I compiti>
a) Elenca tutto ciò che, nel brano sull'universo, viene contato a miliardi.
b) Scrivi il seguito del brano sull'universo, partendo dopo la sua ultima frase.

Siamo un puntino sperduto nell’universo.
Le inevitabili domande e le difficili risposte

Conosco un’amica che mi ripete spesso una domanda. È anziana e quindi ha il diritto, in qualche modo, di ripetersi. Mi chiede spesso che cosa pensare degli infiniti mondi che sono sparsi nell’universo e dei possibili abitatori che vi possono vivere. E questo in rapporto all’annuncio evangelico, Dio, la salvezza. Un problemino da poco, insomma.

Ma se l’amica ha acquisito il diritto di ripetere la domanda io che pure sono vecchio – un po’ meno vecchio di lei, ma vecchio – ho acquisito il diritto di ripetere la risposta. Ma è una risposta insoddisfacente, sia perché non ho competenza, sia perché i problemi sono comunque immensamente più grandi di noi. Eppure: risposta necessaria per il semplice fatto che, essendo uomini, non possiamo fare a meno di farci quelle domande.

Dio fa i suoi “esperimenti” in piccolo

Che ne è dunque di tutti i miliardi di galassie e i miliardi di pianeti su cui forse vivono miliardi di miliardi di uomini?

Prima reazioni elementare. Abitiamo un condominio di miliardi di piani. Siamo curiosi di sapere chi sono gli inquilini di sopra e di sotto. È una curiosità sana. Ma non serve gran che. Anzi: finisce per distrarre. Perché il problema non è tanto sapere chi sono gli inquilini dei piani di sopra e di quelli di sotto ma vivere bene con gli inquilini del nostro piano.

Righe di dati>
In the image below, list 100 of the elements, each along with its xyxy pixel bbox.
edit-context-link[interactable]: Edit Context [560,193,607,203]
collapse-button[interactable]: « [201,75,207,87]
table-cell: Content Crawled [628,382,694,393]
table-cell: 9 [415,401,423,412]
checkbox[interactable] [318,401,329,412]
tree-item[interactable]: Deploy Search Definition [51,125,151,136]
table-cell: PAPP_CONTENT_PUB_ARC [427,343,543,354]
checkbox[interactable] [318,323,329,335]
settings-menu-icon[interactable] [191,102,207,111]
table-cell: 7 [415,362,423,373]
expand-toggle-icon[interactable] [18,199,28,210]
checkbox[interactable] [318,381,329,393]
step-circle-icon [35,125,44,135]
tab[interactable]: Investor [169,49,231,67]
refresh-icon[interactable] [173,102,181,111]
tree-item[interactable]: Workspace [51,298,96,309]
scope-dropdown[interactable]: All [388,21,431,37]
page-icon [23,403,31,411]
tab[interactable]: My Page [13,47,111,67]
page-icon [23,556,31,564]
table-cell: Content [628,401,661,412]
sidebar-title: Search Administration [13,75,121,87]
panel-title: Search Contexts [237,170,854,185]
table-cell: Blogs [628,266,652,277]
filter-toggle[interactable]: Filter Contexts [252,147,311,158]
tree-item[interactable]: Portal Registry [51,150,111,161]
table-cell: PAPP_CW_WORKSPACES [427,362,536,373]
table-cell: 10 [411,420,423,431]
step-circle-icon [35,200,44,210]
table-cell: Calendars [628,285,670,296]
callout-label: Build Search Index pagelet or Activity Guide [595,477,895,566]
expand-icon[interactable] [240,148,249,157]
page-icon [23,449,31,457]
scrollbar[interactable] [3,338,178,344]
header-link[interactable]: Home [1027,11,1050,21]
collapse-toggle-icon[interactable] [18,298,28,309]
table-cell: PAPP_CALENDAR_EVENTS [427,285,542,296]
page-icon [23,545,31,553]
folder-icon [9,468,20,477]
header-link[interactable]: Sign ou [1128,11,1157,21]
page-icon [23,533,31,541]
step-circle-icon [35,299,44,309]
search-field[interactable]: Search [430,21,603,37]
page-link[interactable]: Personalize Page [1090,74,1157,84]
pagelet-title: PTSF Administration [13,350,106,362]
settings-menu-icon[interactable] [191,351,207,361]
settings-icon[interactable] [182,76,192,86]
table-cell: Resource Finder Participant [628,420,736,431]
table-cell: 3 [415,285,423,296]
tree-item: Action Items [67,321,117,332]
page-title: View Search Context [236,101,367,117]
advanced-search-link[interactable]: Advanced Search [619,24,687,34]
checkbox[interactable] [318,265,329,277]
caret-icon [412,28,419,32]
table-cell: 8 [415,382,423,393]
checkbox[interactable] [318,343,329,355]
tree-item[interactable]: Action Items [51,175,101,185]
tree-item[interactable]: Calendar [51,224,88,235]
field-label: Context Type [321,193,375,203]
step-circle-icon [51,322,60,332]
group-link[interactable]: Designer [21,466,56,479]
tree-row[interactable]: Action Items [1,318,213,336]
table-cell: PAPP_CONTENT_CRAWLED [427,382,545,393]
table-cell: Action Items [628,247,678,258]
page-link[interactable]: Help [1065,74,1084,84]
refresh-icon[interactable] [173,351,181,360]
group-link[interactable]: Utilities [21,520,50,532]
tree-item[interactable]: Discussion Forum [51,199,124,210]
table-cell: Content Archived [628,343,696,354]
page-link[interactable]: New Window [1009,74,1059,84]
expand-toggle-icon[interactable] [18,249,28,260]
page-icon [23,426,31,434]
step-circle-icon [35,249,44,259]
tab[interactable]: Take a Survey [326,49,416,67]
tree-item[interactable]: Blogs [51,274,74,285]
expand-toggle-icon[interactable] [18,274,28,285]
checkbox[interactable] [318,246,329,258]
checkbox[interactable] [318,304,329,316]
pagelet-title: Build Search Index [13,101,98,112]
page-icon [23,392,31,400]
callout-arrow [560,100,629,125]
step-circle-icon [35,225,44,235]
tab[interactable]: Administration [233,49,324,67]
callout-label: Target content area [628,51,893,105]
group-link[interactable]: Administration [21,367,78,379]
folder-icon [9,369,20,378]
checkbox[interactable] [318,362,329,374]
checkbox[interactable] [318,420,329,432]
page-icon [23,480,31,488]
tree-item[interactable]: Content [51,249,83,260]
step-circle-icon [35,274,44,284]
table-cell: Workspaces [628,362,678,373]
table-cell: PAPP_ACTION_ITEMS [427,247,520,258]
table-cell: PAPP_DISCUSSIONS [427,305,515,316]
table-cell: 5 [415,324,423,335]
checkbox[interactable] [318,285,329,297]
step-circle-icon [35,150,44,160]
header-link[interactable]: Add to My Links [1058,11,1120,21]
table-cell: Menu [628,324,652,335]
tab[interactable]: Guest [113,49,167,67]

Risultati attesi>
a)
- galassie
- pianeti
- uomini (miliardi di miliardi)
- piani del condominio

b)
Secondo reazione. Tento di elaborare un minimo di pensiero… Mi hanno un poco aiutato due libri del teologo Gerhard Lohfink che ho letto di recente, quello, soprattutto, su Gesù (“Gesù di Nazaret. Cosa volle – Chi fu”, Queriniana, 2014). C’è un’idea preziosa, alla quale non avevo molto pensato in precedenza.

Gesù è provinciale, e resta volutamente provinciale: ebreo che dice di voler parlare solo alle “pecore perdute della casa di Israele”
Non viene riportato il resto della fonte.